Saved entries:

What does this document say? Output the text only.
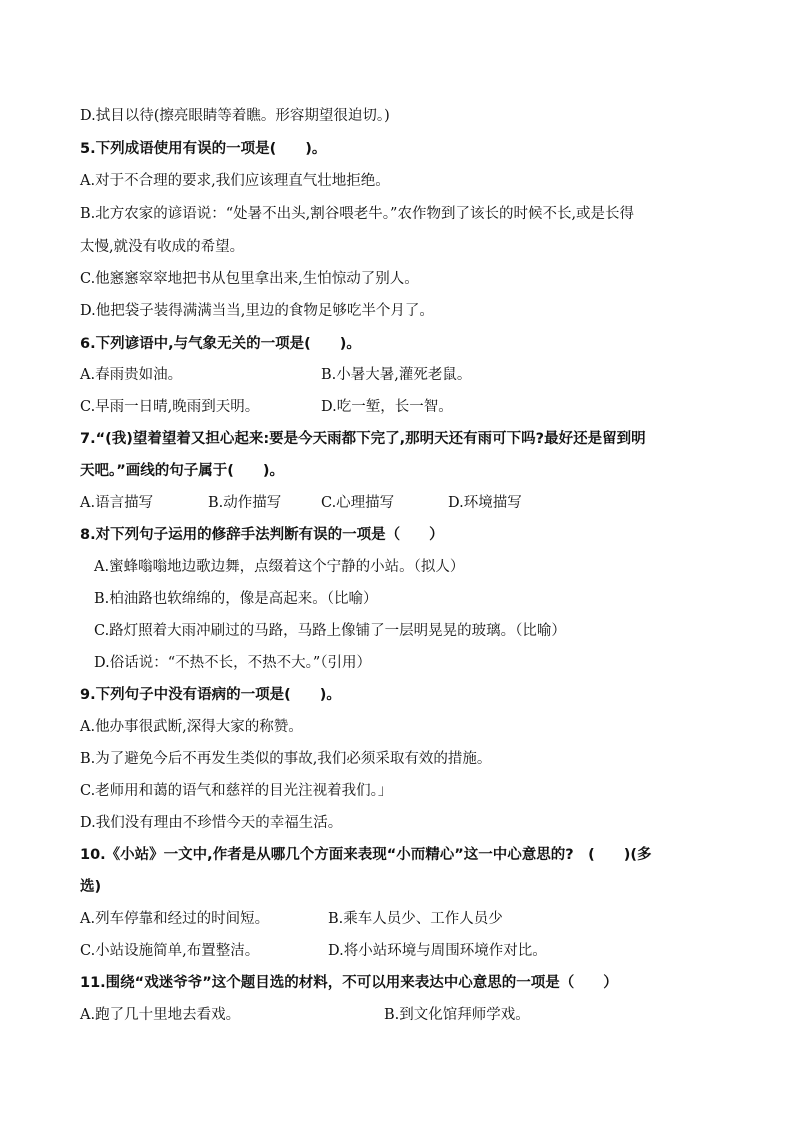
D.拭目以待(擦亮眼睛等着瞧。形容期望很迫切。)
5.下列成语使用有误的一项是(　　)。
A.对于不合理的要求,我们应该理直气壮地拒绝。
B.北方农家的谚语说：“处暑不出头,割谷喂老牛。”农作物到了该长的时候不长,或是长得
太慢,就没有收成的希望。
C.他窸窸窣窣地把书从包里拿出来,生怕惊动了别人。
D.他把袋子装得满满当当,里边的食物足够吃半个月了。
6.下列谚语中,与气象无关的一项是(　　)。
A.春雨贵如油。	B.小暑大暑,灌死老鼠。
C.早雨一日晴,晚雨到天明。	D.吃一堑，长一智。
7.“(我)望着望着又担心起来:要是今天雨都下完了,那明天还有雨可下吗?最好还是留到明
天吧。”画线的句子属于(　　)。
A.语言描写	B.动作描写	C.心理描写	D.环境描写
8.对下列句子运用的修辞手法判断有误的一项是（　　）
A.蜜蜂嗡嗡地边歌边舞，点缀着这个宁静的小站。（拟人）
B.柏油路也软绵绵的，像是高起来。（比喻）
C.路灯照着大雨冲刷过的马路，马路上像铺了一层明晃晃的玻璃。（比喻）
D.俗话说：“不热不长，不热不大。”（引用）
9.下列句子中没有语病的一项是(　　)。
A.他办事很武断,深得大家的称赞。
B.为了避免今后不再发生类似的事故,我们必须采取有效的措施。
C.老师用和蔼的语气和慈祥的目光注视着我们。」
D.我们没有理由不珍惜今天的幸福生活。
10.《小站》一文中,作者是从哪几个方面来表现“小而精心”这一中心意思的?　(　　)(多
选)
A.列车停靠和经过的时间短。	B.乘车人员少、工作人员少
C.小站设施简单,布置整洁。	D.将小站环境与周围环境作对比。
11.围绕“戏迷爷爷”这个题目选的材料，不可以用来表达中心意思的一项是（　　）
A.跑了几十里地去看戏。	B.到文化馆拜师学戏。
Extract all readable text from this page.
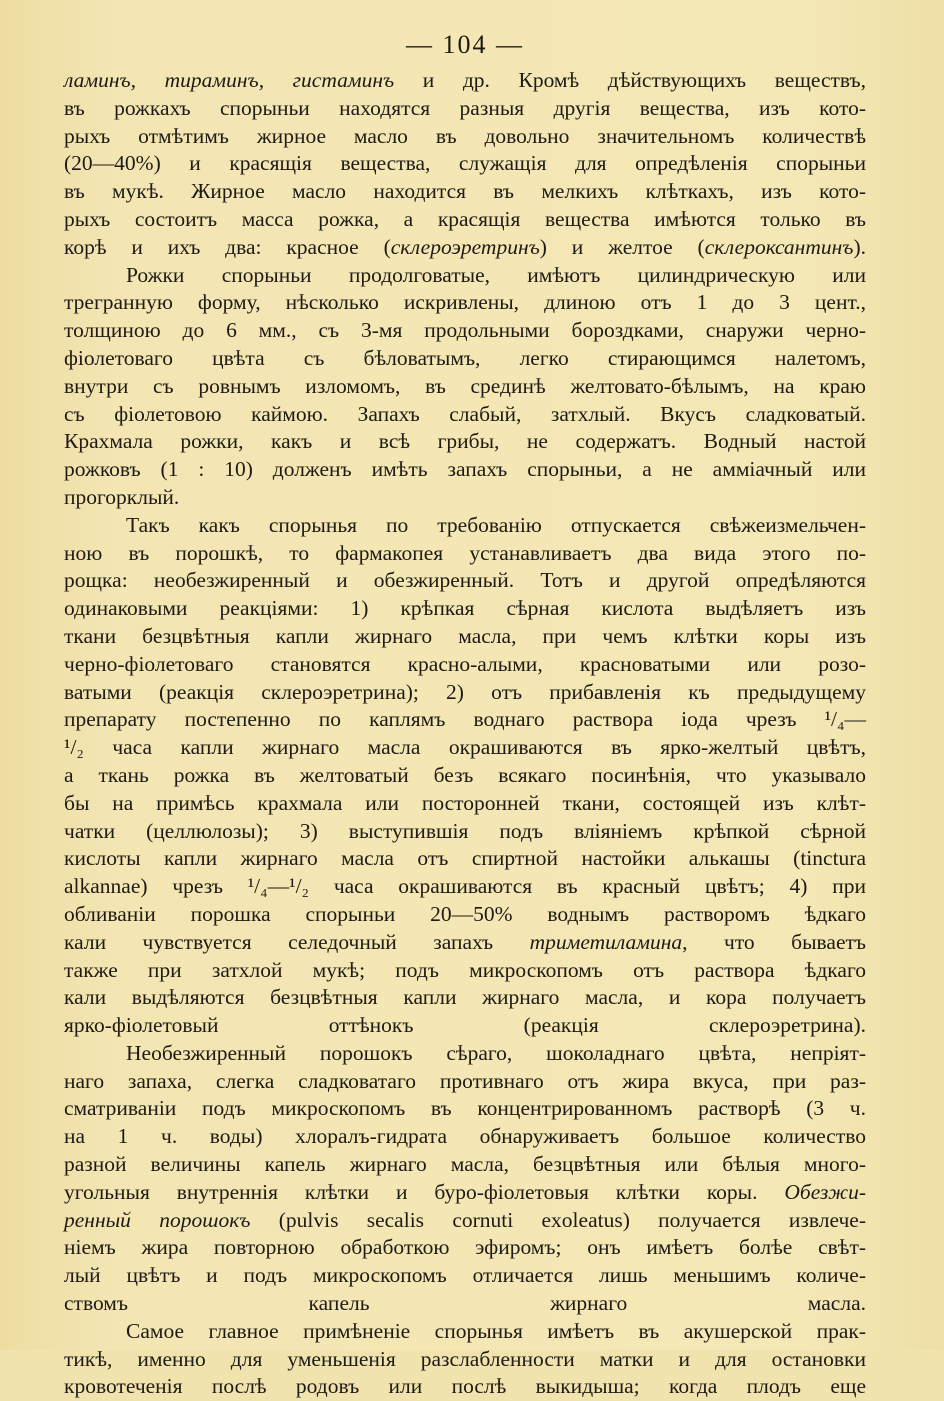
— 104 —

ламинъ, тираминъ, гистаминъ и др. Кромѣ дѣйствующихъ веществъ,

въ рожкахъ спорыньи находятся разныя другія вещества, изъ кото-

рыхъ отмѣтимъ жирное масло въ довольно значительномъ количествѣ

(20—40%) и красящія вещества, служащія для опредѣленія спорыньи

въ мукѣ. Жирное масло находится въ мелкихъ клѣткахъ, изъ кото-

рыхъ состоитъ масса рожка, а красящія вещества имѣются только въ

корѣ и ихъ два: красное (склероэретринъ) и желтое (склероксантинъ).

Рожки спорыньи продолговатые, имѣютъ цилиндрическую или

трегранную форму, нѣсколько искривлены, длиною отъ 1 до 3 цент.,

толщиною до 6 мм., съ 3-мя продольными бороздками, снаружи черно-

фіолетоваго цвѣта съ бѣловатымъ, легко стирающимся налетомъ,

внутри съ ровнымъ изломомъ, въ срединѣ желтовато-бѣлымъ, на краю

съ фіолетовою каймою. Запахъ слабый, затхлый. Вкусъ сладковатый.

Крахмала рожки, какъ и всѣ грибы, не содержатъ. Водный настой

рожковъ (1 : 10) долженъ имѣть запахъ спорыньи, а не амміачный или

прогорклый.

Такъ какъ спорынья по требованію отпускается свѣжеизмельчен-

ною въ порошкѣ, то фармакопея устанавливаетъ два вида этого по-

рощка: необезжиренный и обезжиренный. Тотъ и другой опредѣляются

одинаковыми реакціями: 1) крѣпкая сѣрная кислота выдѣляетъ изъ

ткани безцвѣтныя капли жирнаго масла, при чемъ клѣтки коры изъ

черно-фіолетоваго становятся красно-алыми, красноватыми или розо-

ватыми (реакція склероэретрина); 2) отъ прибавленія къ предыдущему

препарату постепенно по каплямъ воднаго раствора іода чрезъ ¹/₄—

¹/₂ часа капли жирнаго масла окрашиваются въ ярко-желтый цвѣтъ,

а ткань рожка въ желтоватый безъ всякаго посинѣнія, что указывало

бы на примѣсь крахмала или посторонней ткани, состоящей изъ клѣт-

чатки (целлюлозы); 3) выступившія подъ вліяніемъ крѣпкой сѣрной

кислоты капли жирнаго масла отъ спиртной настойки алькашы (tinctura

alkannae) чрезъ ¹/₄—¹/₂ часа окрашиваются въ красный цвѣтъ; 4) при

обливаніи порошка спорыньи 20—50% воднымъ растворомъ ѣдкаго

кали чувствуется селедочный запахъ триметиламина, что бываетъ

также при затхлой мукѣ; подъ микроскопомъ отъ раствора ѣдкаго

кали выдѣляются безцвѣтныя капли жирнаго масла, и кора получаетъ

ярко-фіолетовый оттѣнокъ (реакція склероэретрина).

Необезжиренный порошокъ сѣраго, шоколаднаго цвѣта, непріят-

наго запаха, слегка сладковатаго противнаго отъ жира вкуса, при раз-

сматриваніи подъ микроскопомъ въ концентрированномъ растворѣ (3 ч.

на 1 ч. воды) хлоралъ-гидрата обнаруживаетъ большое количество

разной величины капель жирнаго масла, безцвѣтныя или бѣлыя много-

угольныя внутреннія клѣтки и буро-фіолетовыя клѣтки коры. Обезжи-

ренный порошокъ (pulvis secalis cornuti exoleatus) получается извлече-

ніемъ жира повторною обработкою эфиромъ; онъ имѣетъ болѣе свѣт-

лый цвѣтъ и подъ микроскопомъ отличается лишь меньшимъ количе-

ствомъ капель жирнаго масла.

Самое главное примѣненіе спорынья имѣетъ въ акушерской прак-

тикѣ, именно для уменьшенія разслабленности матки и для остановки

кровотеченія послѣ родовъ или послѣ выкидыша; когда плодъ еще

**WRITTEN TASK**: Write out the entries again, exactly as given, skipping any images.

**SOLUTION TO THE PROBLEM**:
What does this document say? Output the text only.
D.拭目以待(擦亮眼睛等着瞧。形容期望很迫切。)
5.下列成语使用有误的一项是(　　)。
A.对于不合理的要求,我们应该理直气壮地拒绝。
B.北方农家的谚语说：“处暑不出头,割谷喂老牛。”农作物到了该长的时候不长,或是长得
太慢,就没有收成的希望。
C.他窸窸窣窣地把书从包里拿出来,生怕惊动了别人。
D.他把袋子装得满满当当,里边的食物足够吃半个月了。
6.下列谚语中,与气象无关的一项是(　　)。
A.春雨贵如油。	B.小暑大暑,灌死老鼠。
C.早雨一日晴,晚雨到天明。	D.吃一堑，长一智。
7.“(我)望着望着又担心起来:要是今天雨都下完了,那明天还有雨可下吗?最好还是留到明
天吧。”画线的句子属于(　　)。
A.语言描写	B.动作描写	C.心理描写	D.环境描写
8.对下列句子运用的修辞手法判断有误的一项是（　　）
A.蜜蜂嗡嗡地边歌边舞，点缀着这个宁静的小站。（拟人）
B.柏油路也软绵绵的，像是高起来。（比喻）
C.路灯照着大雨冲刷过的马路，马路上像铺了一层明晃晃的玻璃。（比喻）
D.俗话说：“不热不长，不热不大。”（引用）
9.下列句子中没有语病的一项是(　　)。
A.他办事很武断,深得大家的称赞。
B.为了避免今后不再发生类似的事故,我们必须采取有效的措施。
C.老师用和蔼的语气和慈祥的目光注视着我们。」
D.我们没有理由不珍惜今天的幸福生活。
10.《小站》一文中,作者是从哪几个方面来表现“小而精心”这一中心意思的?　(　　)(多
选)
A.列车停靠和经过的时间短。	B.乘车人员少、工作人员少
C.小站设施简单,布置整洁。	D.将小站环境与周围环境作对比。
11.围绕“戏迷爷爷”这个题目选的材料，不可以用来表达中心意思的一项是（　　）
A.跑了几十里地去看戏。	B.到文化馆拜师学戏。
Extract all readable text from this page.
— 104 —

ламинъ, тираминъ, гистаминъ и др. Кромѣ дѣйствующихъ веществъ,

въ рожкахъ спорыньи находятся разныя другія вещества, изъ кото-

рыхъ отмѣтимъ жирное масло въ довольно значительномъ количествѣ

(20—40%) и красящія вещества, служащія для опредѣленія спорыньи

въ мукѣ. Жирное масло находится въ мелкихъ клѣткахъ, изъ кото-

рыхъ состоитъ масса рожка, а красящія вещества имѣются только въ

корѣ и ихъ два: красное (склероэретринъ) и желтое (склероксантинъ).

Рожки спорыньи продолговатые, имѣютъ цилиндрическую или

трегранную форму, нѣсколько искривлены, длиною отъ 1 до 3 цент.,

толщиною до 6 мм., съ 3-мя продольными бороздками, снаружи черно-

фіолетоваго цвѣта съ бѣловатымъ, легко стирающимся налетомъ,

внутри съ ровнымъ изломомъ, въ срединѣ желтовато-бѣлымъ, на краю

съ фіолетовою каймою. Запахъ слабый, затхлый. Вкусъ сладковатый.

Крахмала рожки, какъ и всѣ грибы, не содержатъ. Водный настой

рожковъ (1 : 10) долженъ имѣть запахъ спорыньи, а не амміачный или

прогорклый.

Такъ какъ спорынья по требованію отпускается свѣжеизмельчен-

ною въ порошкѣ, то фармакопея устанавливаетъ два вида этого по-

рощка: необезжиренный и обезжиренный. Тотъ и другой опредѣляются

одинаковыми реакціями: 1) крѣпкая сѣрная кислота выдѣляетъ изъ

ткани безцвѣтныя капли жирнаго масла, при чемъ клѣтки коры изъ

черно-фіолетоваго становятся красно-алыми, красноватыми или розо-

ватыми (реакція склероэретрина); 2) отъ прибавленія къ предыдущему

препарату постепенно по каплямъ воднаго раствора іода чрезъ ¹/₄—

¹/₂ часа капли жирнаго масла окрашиваются въ ярко-желтый цвѣтъ,

а ткань рожка въ желтоватый безъ всякаго посинѣнія, что указывало

бы на примѣсь крахмала или посторонней ткани, состоящей изъ клѣт-

чатки (целлюлозы); 3) выступившія подъ вліяніемъ крѣпкой сѣрной

кислоты капли жирнаго масла отъ спиртной настойки алькашы (tinctura

alkannae) чрезъ ¹/₄—¹/₂ часа окрашиваются въ красный цвѣтъ; 4) при

обливаніи порошка спорыньи 20—50% воднымъ растворомъ ѣдкаго

кали чувствуется селедочный запахъ триметиламина, что бываетъ

также при затхлой мукѣ; подъ микроскопомъ отъ раствора ѣдкаго

кали выдѣляются безцвѣтныя капли жирнаго масла, и кора получаетъ

ярко-фіолетовый оттѣнокъ (реакція склероэретрина).

Необезжиренный порошокъ сѣраго, шоколаднаго цвѣта, непріят-

наго запаха, слегка сладковатаго противнаго отъ жира вкуса, при раз-

сматриваніи подъ микроскопомъ въ концентрированномъ растворѣ (3 ч.

на 1 ч. воды) хлоралъ-гидрата обнаруживаетъ большое количество

разной величины капель жирнаго масла, безцвѣтныя или бѣлыя много-

угольныя внутреннія клѣтки и буро-фіолетовыя клѣтки коры. Обезжи-

ренный порошокъ (pulvis secalis cornuti exoleatus) получается извлече-

ніемъ жира повторною обработкою эфиромъ; онъ имѣетъ болѣе свѣт-

лый цвѣтъ и подъ микроскопомъ отличается лишь меньшимъ количе-

ствомъ капель жирнаго масла.

Самое главное примѣненіе спорынья имѣетъ въ акушерской прак-

тикѣ, именно для уменьшенія разслабленности матки и для остановки

кровотеченія послѣ родовъ или послѣ выкидыша; когда плодъ еще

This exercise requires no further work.